Exercise requirements »
Please quote every line word for word.

Given information »
■ ■ ■
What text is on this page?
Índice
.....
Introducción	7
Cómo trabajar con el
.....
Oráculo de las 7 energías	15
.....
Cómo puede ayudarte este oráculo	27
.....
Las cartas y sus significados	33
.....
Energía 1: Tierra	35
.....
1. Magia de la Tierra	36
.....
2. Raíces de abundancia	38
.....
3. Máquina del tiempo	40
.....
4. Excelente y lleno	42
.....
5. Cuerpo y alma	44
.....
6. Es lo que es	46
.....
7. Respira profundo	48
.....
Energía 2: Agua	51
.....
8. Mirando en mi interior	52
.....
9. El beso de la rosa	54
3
■ ■ ■
Completed task »
What text is on this page?
Índice
.....
Introducción	7
Cómo trabajar con el
.....
Oráculo de las 7 energías	15
.....
Cómo puede ayudarte este oráculo	27
.....
Las cartas y sus significados	33
.....
Energía 1: Tierra	35
.....
1. Magia de la Tierra	36
.....
2. Raíces de abundancia	38
.....
3. Máquina del tiempo	40
.....
4. Excelente y lleno	42
.....
5. Cuerpo y alma	44
.....
6. Es lo que es	46
.....
7. Respira profundo	48
.....
Energía 2: Agua	51
.....
8. Mirando en mi interior	52
.....
9. El beso de la rosa	54
3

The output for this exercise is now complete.